▶ **Task requirements**
Review the material and extract every line in which the word "wall" occurs.

☆ ☆ ☆

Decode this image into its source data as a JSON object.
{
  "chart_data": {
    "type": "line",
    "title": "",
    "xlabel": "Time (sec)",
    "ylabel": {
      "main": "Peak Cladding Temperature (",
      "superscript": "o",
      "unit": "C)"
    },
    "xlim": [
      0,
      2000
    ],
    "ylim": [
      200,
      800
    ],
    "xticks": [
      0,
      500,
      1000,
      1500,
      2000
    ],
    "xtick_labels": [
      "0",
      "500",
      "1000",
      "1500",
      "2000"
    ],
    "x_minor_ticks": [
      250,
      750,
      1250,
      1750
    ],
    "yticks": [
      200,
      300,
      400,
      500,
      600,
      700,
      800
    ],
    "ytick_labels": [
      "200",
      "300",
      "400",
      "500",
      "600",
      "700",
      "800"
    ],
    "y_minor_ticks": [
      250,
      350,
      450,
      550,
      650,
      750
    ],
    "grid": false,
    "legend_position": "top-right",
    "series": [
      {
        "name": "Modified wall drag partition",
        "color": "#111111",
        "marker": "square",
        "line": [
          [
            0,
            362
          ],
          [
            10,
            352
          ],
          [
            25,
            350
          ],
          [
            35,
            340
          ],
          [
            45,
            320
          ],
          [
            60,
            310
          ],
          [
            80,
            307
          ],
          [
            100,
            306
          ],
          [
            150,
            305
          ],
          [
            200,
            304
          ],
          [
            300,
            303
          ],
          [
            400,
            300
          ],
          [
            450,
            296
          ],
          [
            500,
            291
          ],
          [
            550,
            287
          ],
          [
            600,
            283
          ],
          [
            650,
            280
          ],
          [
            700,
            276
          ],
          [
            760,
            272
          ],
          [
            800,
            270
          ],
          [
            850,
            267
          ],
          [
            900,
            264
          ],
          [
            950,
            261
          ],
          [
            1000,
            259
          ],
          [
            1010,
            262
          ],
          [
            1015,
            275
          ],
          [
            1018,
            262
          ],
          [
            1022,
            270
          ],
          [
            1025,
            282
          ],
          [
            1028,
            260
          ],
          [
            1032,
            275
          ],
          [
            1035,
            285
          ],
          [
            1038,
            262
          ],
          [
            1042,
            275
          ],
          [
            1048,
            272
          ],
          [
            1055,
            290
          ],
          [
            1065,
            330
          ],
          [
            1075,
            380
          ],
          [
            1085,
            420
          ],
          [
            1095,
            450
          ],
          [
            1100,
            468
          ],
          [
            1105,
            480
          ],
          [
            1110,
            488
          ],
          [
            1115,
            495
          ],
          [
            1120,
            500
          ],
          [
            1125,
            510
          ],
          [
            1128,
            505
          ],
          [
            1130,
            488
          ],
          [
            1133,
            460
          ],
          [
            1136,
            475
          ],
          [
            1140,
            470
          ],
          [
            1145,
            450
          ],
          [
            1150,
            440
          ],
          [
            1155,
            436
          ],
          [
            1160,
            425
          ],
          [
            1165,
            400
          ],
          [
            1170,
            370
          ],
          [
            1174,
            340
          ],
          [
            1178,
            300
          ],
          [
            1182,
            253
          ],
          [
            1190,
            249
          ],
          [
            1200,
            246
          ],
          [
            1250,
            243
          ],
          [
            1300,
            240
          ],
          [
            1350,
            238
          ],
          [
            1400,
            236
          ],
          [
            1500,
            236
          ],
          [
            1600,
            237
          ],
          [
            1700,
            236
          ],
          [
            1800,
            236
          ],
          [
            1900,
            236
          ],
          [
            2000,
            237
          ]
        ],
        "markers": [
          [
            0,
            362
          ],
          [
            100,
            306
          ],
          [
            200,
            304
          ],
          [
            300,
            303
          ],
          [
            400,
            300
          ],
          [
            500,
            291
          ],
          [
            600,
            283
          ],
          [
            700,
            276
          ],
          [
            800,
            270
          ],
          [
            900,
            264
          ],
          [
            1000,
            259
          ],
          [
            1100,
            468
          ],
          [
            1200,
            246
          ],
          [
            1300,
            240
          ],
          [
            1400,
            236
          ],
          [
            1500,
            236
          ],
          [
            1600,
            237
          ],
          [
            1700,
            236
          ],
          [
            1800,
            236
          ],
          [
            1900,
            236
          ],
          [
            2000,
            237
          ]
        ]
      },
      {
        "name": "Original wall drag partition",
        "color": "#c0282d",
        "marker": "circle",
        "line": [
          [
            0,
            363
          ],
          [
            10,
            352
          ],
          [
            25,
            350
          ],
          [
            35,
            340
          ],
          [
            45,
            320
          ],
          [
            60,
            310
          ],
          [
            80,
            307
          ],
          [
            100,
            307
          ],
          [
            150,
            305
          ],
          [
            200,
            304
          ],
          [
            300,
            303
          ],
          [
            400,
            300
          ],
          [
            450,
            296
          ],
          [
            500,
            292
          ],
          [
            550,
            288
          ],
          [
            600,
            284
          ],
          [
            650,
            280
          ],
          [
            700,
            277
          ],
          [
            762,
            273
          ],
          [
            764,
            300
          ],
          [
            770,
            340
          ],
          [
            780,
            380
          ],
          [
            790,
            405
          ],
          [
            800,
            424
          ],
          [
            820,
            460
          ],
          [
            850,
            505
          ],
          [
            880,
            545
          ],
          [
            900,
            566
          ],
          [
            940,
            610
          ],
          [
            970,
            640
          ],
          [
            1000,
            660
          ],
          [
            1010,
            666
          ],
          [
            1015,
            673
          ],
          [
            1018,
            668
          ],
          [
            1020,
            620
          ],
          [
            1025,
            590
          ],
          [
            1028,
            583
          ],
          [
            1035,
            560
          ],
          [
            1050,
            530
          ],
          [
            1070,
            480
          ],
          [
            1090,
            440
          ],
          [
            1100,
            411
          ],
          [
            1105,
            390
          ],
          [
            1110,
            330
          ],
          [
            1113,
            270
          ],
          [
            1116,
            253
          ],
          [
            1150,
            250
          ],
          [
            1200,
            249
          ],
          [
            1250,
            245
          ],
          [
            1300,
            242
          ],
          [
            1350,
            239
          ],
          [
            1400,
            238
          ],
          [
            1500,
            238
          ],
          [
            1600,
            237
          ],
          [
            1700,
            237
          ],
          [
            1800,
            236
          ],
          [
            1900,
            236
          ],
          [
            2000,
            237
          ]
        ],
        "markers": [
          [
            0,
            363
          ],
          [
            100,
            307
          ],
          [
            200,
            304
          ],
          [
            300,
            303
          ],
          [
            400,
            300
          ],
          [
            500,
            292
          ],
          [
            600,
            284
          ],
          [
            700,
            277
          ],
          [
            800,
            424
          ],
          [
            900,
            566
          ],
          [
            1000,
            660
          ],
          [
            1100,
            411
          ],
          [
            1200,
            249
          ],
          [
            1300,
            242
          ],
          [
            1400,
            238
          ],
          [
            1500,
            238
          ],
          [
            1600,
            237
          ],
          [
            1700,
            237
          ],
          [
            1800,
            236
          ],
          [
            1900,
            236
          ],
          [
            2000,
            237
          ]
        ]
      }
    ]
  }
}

☆ ☆ ☆

▶ **Solution for this task**
        "name": "Modified wall drag partition",
        "name": "Original wall drag partition",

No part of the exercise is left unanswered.